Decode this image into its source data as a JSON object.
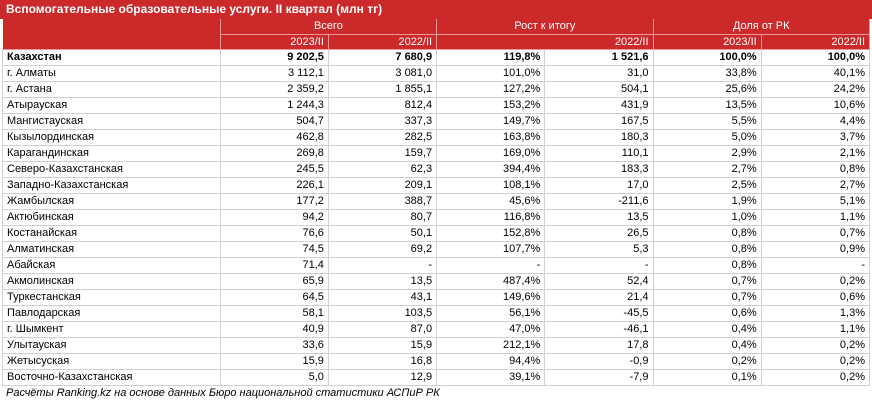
{
  "title": "Вспомогательные образовательные услуги. II квартал (млн тг)",
  "header": {
    "groups": [
      "Всего",
      "Рост к итогу",
      "Доля от РК"
    ],
    "sub": [
      "2023/II",
      "2022/II",
      "2022/II",
      "2023/II",
      "2022/II"
    ]
  },
  "rows": [
    [
      "Казахстан",
      "9 202,5",
      "7 680,9",
      "119,8%",
      "1 521,6",
      "100,0%",
      "100,0%"
    ],
    [
      "г. Алматы",
      "3 112,1",
      "3 081,0",
      "101,0%",
      "31,0",
      "33,8%",
      "40,1%"
    ],
    [
      "г. Астана",
      "2 359,2",
      "1 855,1",
      "127,2%",
      "504,1",
      "25,6%",
      "24,2%"
    ],
    [
      "Атырауская",
      "1 244,3",
      "812,4",
      "153,2%",
      "431,9",
      "13,5%",
      "10,6%"
    ],
    [
      "Мангистауская",
      "504,7",
      "337,3",
      "149,7%",
      "167,5",
      "5,5%",
      "4,4%"
    ],
    [
      "Кызылординская",
      "462,8",
      "282,5",
      "163,8%",
      "180,3",
      "5,0%",
      "3,7%"
    ],
    [
      "Карагандинская",
      "269,8",
      "159,7",
      "169,0%",
      "110,1",
      "2,9%",
      "2,1%"
    ],
    [
      "Северо-Казахстанская",
      "245,5",
      "62,3",
      "394,4%",
      "183,3",
      "2,7%",
      "0,8%"
    ],
    [
      "Западно-Казахстанская",
      "226,1",
      "209,1",
      "108,1%",
      "17,0",
      "2,5%",
      "2,7%"
    ],
    [
      "Жамбылская",
      "177,2",
      "388,7",
      "45,6%",
      "-211,6",
      "1,9%",
      "5,1%"
    ],
    [
      "Актюбинская",
      "94,2",
      "80,7",
      "116,8%",
      "13,5",
      "1,0%",
      "1,1%"
    ],
    [
      "Костанайская",
      "76,6",
      "50,1",
      "152,8%",
      "26,5",
      "0,8%",
      "0,7%"
    ],
    [
      "Алматинская",
      "74,5",
      "69,2",
      "107,7%",
      "5,3",
      "0,8%",
      "0,9%"
    ],
    [
      "Абайская",
      "71,4",
      "-",
      "-",
      "-",
      "0,8%",
      "-"
    ],
    [
      "Акмолинская",
      "65,9",
      "13,5",
      "487,4%",
      "52,4",
      "0,7%",
      "0,2%"
    ],
    [
      "Туркестанская",
      "64,5",
      "43,1",
      "149,6%",
      "21,4",
      "0,7%",
      "0,6%"
    ],
    [
      "Павлодарская",
      "58,1",
      "103,5",
      "56,1%",
      "-45,5",
      "0,6%",
      "1,3%"
    ],
    [
      "г. Шымкент",
      "40,9",
      "87,0",
      "47,0%",
      "-46,1",
      "0,4%",
      "1,1%"
    ],
    [
      "Улытауская",
      "33,6",
      "15,9",
      "212,1%",
      "17,8",
      "0,4%",
      "0,2%"
    ],
    [
      "Жетысуская",
      "15,9",
      "16,8",
      "94,4%",
      "-0,9",
      "0,2%",
      "0,2%"
    ],
    [
      "Восточно-Казахстанская",
      "5,0",
      "12,9",
      "39,1%",
      "-7,9",
      "0,1%",
      "0,2%"
    ]
  ],
  "footer": "Расчёты Ranking.kz на основе данных Бюро национальной статистики АСПиР РК",
  "colors": {
    "header_bg": "#cc2a2a",
    "header_text": "#ffffff"
  }
}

************

State how many lines of the data include the word "Казахстанская", with nothing else.

3